Dataset entries:
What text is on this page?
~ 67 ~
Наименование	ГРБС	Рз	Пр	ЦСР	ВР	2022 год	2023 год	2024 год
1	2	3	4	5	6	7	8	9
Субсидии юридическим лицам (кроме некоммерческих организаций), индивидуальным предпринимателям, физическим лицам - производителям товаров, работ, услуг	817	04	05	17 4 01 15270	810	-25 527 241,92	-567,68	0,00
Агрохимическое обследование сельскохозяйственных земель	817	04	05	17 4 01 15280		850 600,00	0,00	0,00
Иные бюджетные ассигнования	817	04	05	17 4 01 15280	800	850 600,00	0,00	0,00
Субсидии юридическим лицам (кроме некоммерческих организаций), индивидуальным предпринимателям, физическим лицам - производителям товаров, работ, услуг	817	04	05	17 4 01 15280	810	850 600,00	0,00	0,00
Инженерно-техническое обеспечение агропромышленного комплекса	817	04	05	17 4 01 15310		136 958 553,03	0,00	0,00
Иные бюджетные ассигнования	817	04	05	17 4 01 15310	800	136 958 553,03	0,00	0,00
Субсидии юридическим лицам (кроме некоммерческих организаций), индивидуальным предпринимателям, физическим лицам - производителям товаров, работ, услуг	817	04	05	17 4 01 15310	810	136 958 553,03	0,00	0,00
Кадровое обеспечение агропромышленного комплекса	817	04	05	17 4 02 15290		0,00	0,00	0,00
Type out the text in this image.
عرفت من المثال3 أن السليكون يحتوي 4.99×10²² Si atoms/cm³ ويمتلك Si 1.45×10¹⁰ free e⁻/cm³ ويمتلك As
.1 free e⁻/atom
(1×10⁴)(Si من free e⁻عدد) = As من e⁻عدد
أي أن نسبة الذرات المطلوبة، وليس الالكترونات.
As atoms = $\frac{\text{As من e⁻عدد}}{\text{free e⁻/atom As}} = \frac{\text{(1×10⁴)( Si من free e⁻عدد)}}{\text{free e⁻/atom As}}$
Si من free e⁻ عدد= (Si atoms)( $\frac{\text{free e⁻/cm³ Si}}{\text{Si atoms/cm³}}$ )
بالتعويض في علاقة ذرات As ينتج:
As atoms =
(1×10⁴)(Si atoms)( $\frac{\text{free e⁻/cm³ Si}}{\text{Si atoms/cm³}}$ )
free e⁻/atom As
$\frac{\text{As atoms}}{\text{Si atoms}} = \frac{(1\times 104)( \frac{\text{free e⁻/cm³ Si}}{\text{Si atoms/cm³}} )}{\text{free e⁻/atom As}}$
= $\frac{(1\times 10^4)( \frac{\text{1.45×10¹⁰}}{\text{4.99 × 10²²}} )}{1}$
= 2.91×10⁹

Given task:
Copy out every line of the listing that includes the string "бюджетные".

Answer to the task:
Иные бюджетные ассигнования	817	04	05	17 4 01 15280	800	850 600,00	0,00	0,00
Иные бюджетные ассигнования	817	04	05	17 4 01 15310	800	136 958 553,03	0,00	0,00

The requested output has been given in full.